Data extract =>
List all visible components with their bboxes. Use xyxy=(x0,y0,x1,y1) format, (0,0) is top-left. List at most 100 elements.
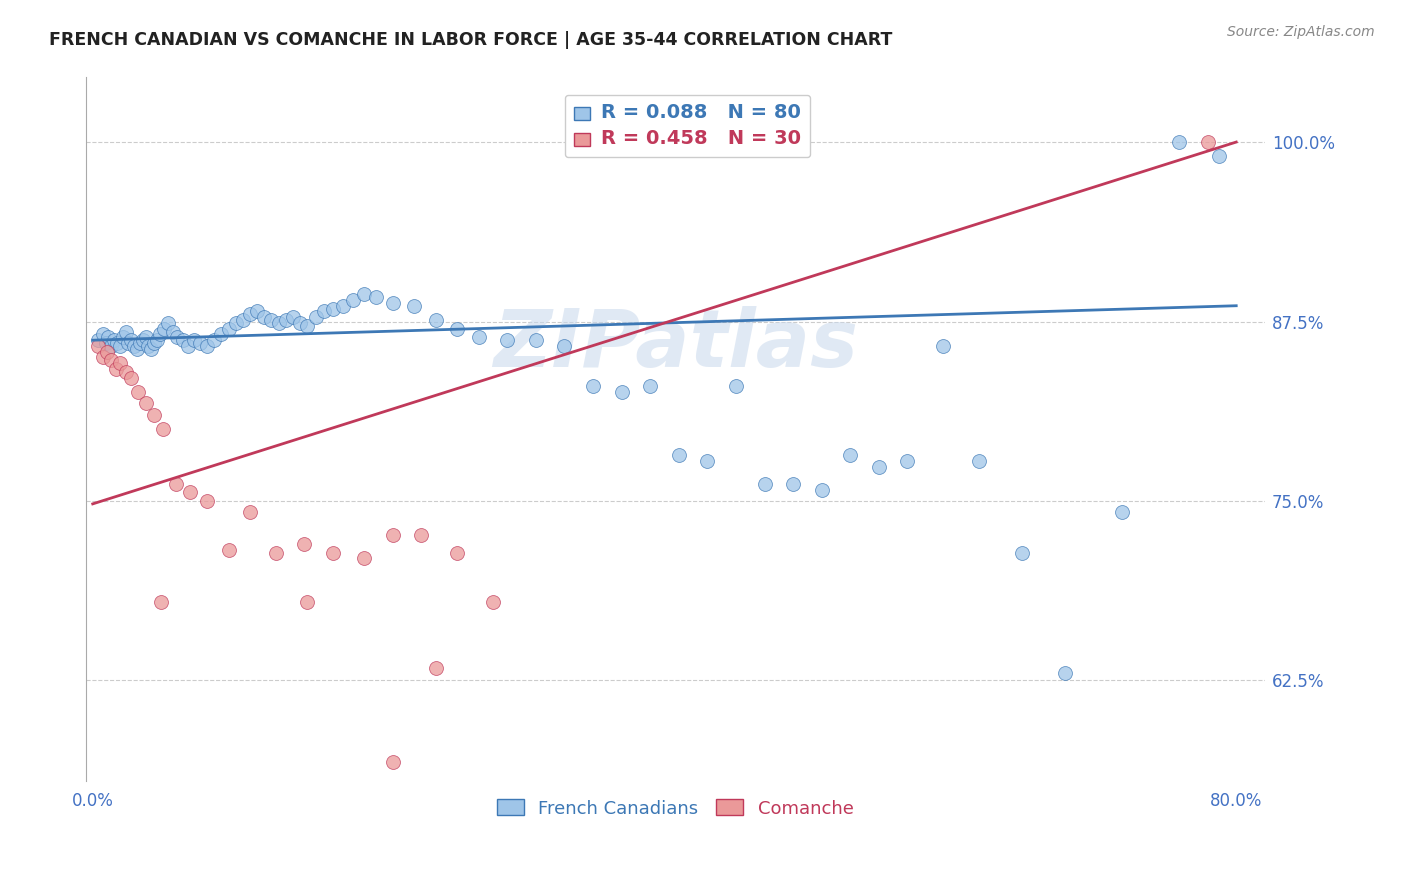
--
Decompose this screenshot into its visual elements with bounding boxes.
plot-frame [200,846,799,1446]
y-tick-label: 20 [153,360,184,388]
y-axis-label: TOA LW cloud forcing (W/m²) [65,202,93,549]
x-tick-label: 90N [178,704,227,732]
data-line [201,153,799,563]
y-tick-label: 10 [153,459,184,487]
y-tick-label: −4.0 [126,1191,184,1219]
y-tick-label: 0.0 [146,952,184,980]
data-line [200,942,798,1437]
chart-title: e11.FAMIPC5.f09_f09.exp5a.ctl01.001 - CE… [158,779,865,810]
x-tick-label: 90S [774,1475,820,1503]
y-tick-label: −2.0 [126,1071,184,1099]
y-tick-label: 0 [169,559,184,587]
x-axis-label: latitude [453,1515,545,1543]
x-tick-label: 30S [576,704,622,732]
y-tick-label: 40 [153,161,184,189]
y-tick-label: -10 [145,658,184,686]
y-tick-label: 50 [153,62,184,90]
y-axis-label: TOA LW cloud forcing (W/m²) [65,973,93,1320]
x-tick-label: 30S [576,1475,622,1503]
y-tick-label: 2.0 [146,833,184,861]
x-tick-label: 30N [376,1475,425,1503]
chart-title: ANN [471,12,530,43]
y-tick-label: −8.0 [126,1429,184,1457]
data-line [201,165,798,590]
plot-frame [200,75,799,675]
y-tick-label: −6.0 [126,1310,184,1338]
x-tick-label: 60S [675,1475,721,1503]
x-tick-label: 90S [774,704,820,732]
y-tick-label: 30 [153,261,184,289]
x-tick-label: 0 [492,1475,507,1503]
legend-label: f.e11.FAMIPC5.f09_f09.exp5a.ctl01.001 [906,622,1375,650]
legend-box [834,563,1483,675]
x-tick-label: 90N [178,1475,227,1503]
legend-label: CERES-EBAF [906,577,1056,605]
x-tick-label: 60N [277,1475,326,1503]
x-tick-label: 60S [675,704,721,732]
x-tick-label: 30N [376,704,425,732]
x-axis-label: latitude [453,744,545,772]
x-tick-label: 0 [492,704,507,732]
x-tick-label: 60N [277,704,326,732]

The request => Give the data from the line containing "Decompose this screenshot" through the line containing "data-line [201,153,799,563]" as a JSON list of strings, one string per line, with blank lines omitted.

Correct answer =>
[
  "Decompose this screenshot into its visual elements with bounding boxes.",
  "plot-frame [200,846,799,1446]",
  "y-tick-label: 20 [153,360,184,388]",
  "y-axis-label: TOA LW cloud forcing (W/m²) [65,202,93,549]",
  "x-tick-label: 90N [178,704,227,732]",
  "data-line [201,153,799,563]"
]